= Problem =
Without the pictures, set down the records below word for word.

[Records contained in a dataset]
********************
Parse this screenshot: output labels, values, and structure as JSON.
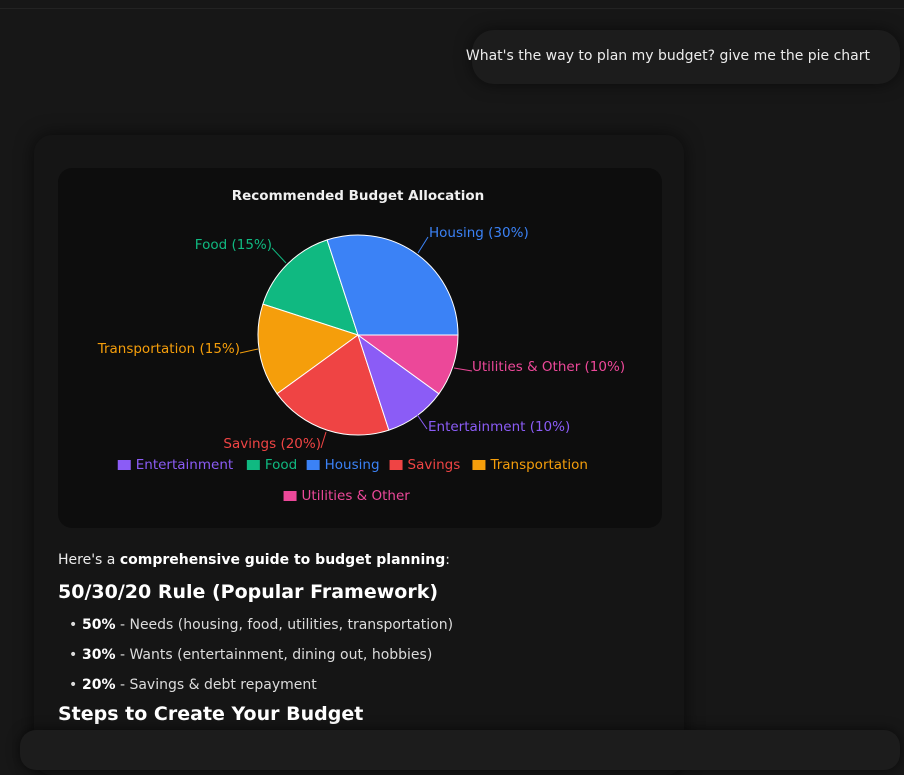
{
  "user_message": "What's the way to plan my budget? give me the pie chart",
  "chart_data": {
    "type": "pie",
    "title": "Recommended Budget Allocation",
    "slices": [
      {
        "name": "Housing",
        "value": 30,
        "label": "Housing (30%)",
        "color": "#3b82f6"
      },
      {
        "name": "Utilities & Other",
        "value": 10,
        "label": "Utilities & Other (10%)",
        "color": "#ec4899"
      },
      {
        "name": "Entertainment",
        "value": 10,
        "label": "Entertainment (10%)",
        "color": "#8b5cf6"
      },
      {
        "name": "Savings",
        "value": 20,
        "label": "Savings (20%)",
        "color": "#ef4444"
      },
      {
        "name": "Transportation",
        "value": 15,
        "label": "Transportation (15%)",
        "color": "#f59e0b"
      },
      {
        "name": "Food",
        "value": 15,
        "label": "Food (15%)",
        "color": "#10b981"
      }
    ],
    "legend": [
      {
        "name": "Entertainment",
        "color": "#8b5cf6"
      },
      {
        "name": "Food",
        "color": "#10b981"
      },
      {
        "name": "Housing",
        "color": "#3b82f6"
      },
      {
        "name": "Savings",
        "color": "#ef4444"
      },
      {
        "name": "Transportation",
        "color": "#f59e0b"
      },
      {
        "name": "Utilities & Other",
        "color": "#ec4899"
      }
    ],
    "legend_position": "bottom"
  },
  "response": {
    "intro_prefix": "Here's a ",
    "intro_bold": "comprehensive guide to budget planning",
    "intro_suffix": ":",
    "heading1": "50/30/20 Rule (Popular Framework)",
    "rules": [
      {
        "pct": "50%",
        "text": " - Needs (housing, food, utilities, transportation)"
      },
      {
        "pct": "30%",
        "text": " - Wants (entertainment, dining out, hobbies)"
      },
      {
        "pct": "20%",
        "text": " - Savings & debt repayment"
      }
    ],
    "heading2": "Steps to Create Your Budget"
  }
}
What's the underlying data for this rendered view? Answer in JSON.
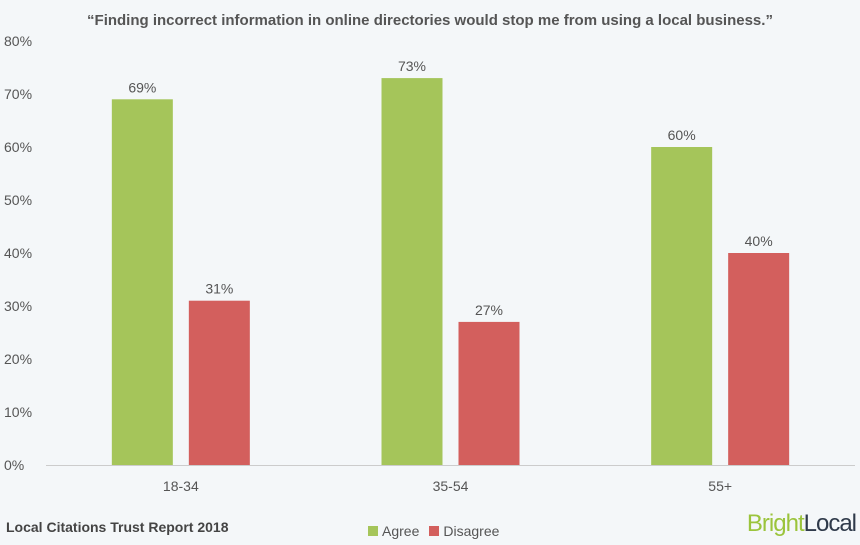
{
  "chart_data": {
    "type": "bar",
    "title": "“Finding incorrect information in online directories would stop me from using a local business.”",
    "categories": [
      "18-34",
      "35-54",
      "55+"
    ],
    "series": [
      {
        "name": "Agree",
        "color": "#a5c55a",
        "values": [
          69,
          73,
          60
        ],
        "labels": [
          "69%",
          "73%",
          "60%"
        ]
      },
      {
        "name": "Disagree",
        "color": "#d35f5d",
        "values": [
          31,
          27,
          40
        ],
        "labels": [
          "31%",
          "27%",
          "40%"
        ]
      }
    ],
    "ylim": [
      0,
      80
    ],
    "yticks": [
      "0%",
      "10%",
      "20%",
      "30%",
      "40%",
      "50%",
      "60%",
      "70%",
      "80%"
    ],
    "xlabel": "",
    "ylabel": "",
    "legend": "bottom-center",
    "grid": false
  },
  "footer": "Local Citations Trust Report 2018",
  "logo": {
    "part1": "Bright",
    "part2": "Local"
  }
}
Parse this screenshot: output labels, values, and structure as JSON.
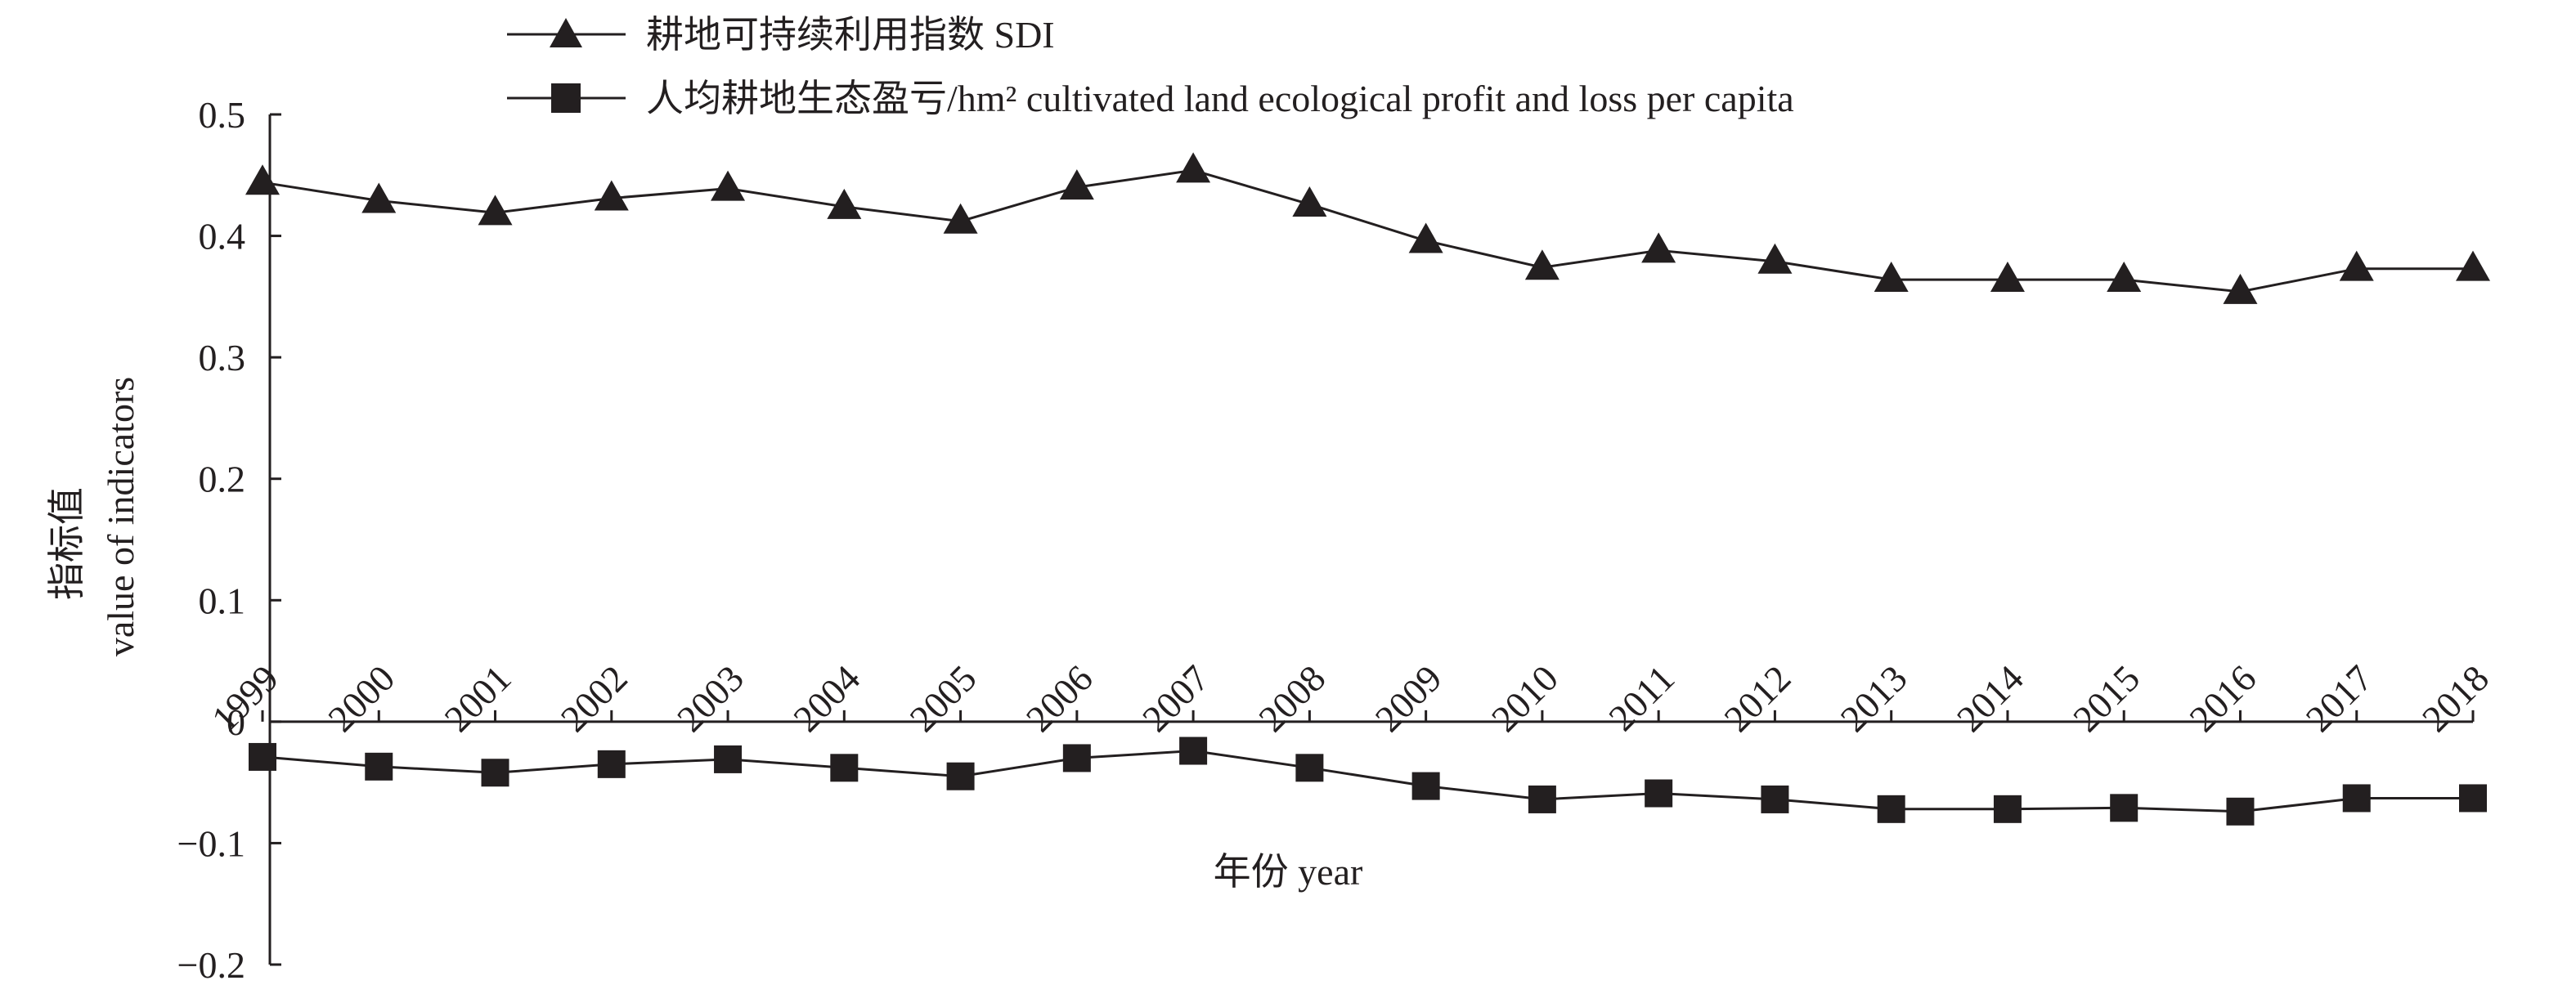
********************
= Response to the task =
Parse this screenshot: output labels, values, and structure as JSON.
{
  "user_message": "What's the way to plan my budget? give me the pie chart",
  "chart_data": {
    "type": "pie",
    "title": "Recommended Budget Allocation",
    "slices": [
      {
        "name": "Housing",
        "value": 30,
        "label": "Housing (30%)",
        "color": "#3b82f6"
      },
      {
        "name": "Utilities & Other",
        "value": 10,
        "label": "Utilities & Other (10%)",
        "color": "#ec4899"
      },
      {
        "name": "Entertainment",
        "value": 10,
        "label": "Entertainment (10%)",
        "color": "#8b5cf6"
      },
      {
        "name": "Savings",
        "value": 20,
        "label": "Savings (20%)",
        "color": "#ef4444"
      },
      {
        "name": "Transportation",
        "value": 15,
        "label": "Transportation (15%)",
        "color": "#f59e0b"
      },
      {
        "name": "Food",
        "value": 15,
        "label": "Food (15%)",
        "color": "#10b981"
      }
    ],
    "legend": [
      {
        "name": "Entertainment",
        "color": "#8b5cf6"
      },
      {
        "name": "Food",
        "color": "#10b981"
      },
      {
        "name": "Housing",
        "color": "#3b82f6"
      },
      {
        "name": "Savings",
        "color": "#ef4444"
      },
      {
        "name": "Transportation",
        "color": "#f59e0b"
      },
      {
        "name": "Utilities & Other",
        "color": "#ec4899"
      }
    ],
    "legend_position": "bottom"
  },
  "response": {
    "intro_prefix": "Here's a ",
    "intro_bold": "comprehensive guide to budget planning",
    "intro_suffix": ":",
    "heading1": "50/30/20 Rule (Popular Framework)",
    "rules": [
      {
        "pct": "50%",
        "text": " - Needs (housing, food, utilities, transportation)"
      },
      {
        "pct": "30%",
        "text": " - Wants (entertainment, dining out, hobbies)"
      },
      {
        "pct": "20%",
        "text": " - Savings & debt repayment"
      }
    ],
    "heading2": "Steps to Create Your Budget"
  }
}
What's the underlying data for this rendered view? Answer in JSON.
{
  "chart_data": {
    "type": "bar",
    "title": "“Finding incorrect information in online directories would stop me from using a local business.”",
    "categories": [
      "18-34",
      "35-54",
      "55+"
    ],
    "series": [
      {
        "name": "Agree",
        "color": "#a5c55a",
        "values": [
          69,
          73,
          60
        ],
        "labels": [
          "69%",
          "73%",
          "60%"
        ]
      },
      {
        "name": "Disagree",
        "color": "#d35f5d",
        "values": [
          31,
          27,
          40
        ],
        "labels": [
          "31%",
          "27%",
          "40%"
        ]
      }
    ],
    "ylim": [
      0,
      80
    ],
    "yticks": [
      "0%",
      "10%",
      "20%",
      "30%",
      "40%",
      "50%",
      "60%",
      "70%",
      "80%"
    ],
    "xlabel": "",
    "ylabel": "",
    "legend": "bottom-center",
    "grid": false
  },
  "footer": "Local Citations Trust Report 2018",
  "logo": {
    "part1": "Bright",
    "part2": "Local"
  }
}
Parse this screenshot: output labels, values, and structure as JSON.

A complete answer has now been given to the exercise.